**WRITTEN PROBLEM**
Using the data below, copy every line that contains the word "Travellers".
• • • •
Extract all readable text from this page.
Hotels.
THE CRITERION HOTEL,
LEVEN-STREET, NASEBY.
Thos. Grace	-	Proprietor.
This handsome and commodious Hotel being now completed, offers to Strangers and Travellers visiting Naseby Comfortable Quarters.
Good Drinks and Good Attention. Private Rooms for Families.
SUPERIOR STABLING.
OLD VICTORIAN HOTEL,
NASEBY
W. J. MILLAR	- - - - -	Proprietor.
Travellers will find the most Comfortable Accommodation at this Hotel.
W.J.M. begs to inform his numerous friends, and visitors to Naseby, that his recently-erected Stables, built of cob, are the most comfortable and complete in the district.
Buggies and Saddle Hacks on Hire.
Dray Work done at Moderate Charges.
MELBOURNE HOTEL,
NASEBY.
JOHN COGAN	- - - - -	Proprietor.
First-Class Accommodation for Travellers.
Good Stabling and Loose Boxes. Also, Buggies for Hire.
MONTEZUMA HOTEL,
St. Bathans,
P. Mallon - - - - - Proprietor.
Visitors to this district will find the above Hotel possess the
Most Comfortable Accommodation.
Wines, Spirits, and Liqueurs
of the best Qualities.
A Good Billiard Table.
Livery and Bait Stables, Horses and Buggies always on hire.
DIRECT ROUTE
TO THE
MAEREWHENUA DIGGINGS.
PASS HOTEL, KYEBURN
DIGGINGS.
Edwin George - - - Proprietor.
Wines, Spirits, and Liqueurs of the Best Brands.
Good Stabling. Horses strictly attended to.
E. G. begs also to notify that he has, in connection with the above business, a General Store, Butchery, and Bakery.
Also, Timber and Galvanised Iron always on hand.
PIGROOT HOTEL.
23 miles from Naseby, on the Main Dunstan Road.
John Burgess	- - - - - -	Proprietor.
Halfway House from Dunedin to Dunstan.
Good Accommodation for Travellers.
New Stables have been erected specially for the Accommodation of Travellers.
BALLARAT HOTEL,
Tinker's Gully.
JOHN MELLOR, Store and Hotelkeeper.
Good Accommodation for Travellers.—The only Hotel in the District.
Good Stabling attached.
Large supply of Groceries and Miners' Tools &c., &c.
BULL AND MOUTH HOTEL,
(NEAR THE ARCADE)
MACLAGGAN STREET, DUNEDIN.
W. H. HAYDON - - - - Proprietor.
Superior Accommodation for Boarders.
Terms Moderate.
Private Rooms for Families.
• • • •
**THE ANSWER**
This handsome and commodious Hotel being now completed, offers to Strangers and Travellers visiting Naseby Comfortable Quarters.
Travellers will find the most Comfortable Accommodation at this Hotel.
First-Class Accommodation for Travellers.
Good Accommodation for Travellers.
New Stables have been erected specially for the Accommodation of Travellers.
Good Accommodation for Travellers.—The only Hotel in the District.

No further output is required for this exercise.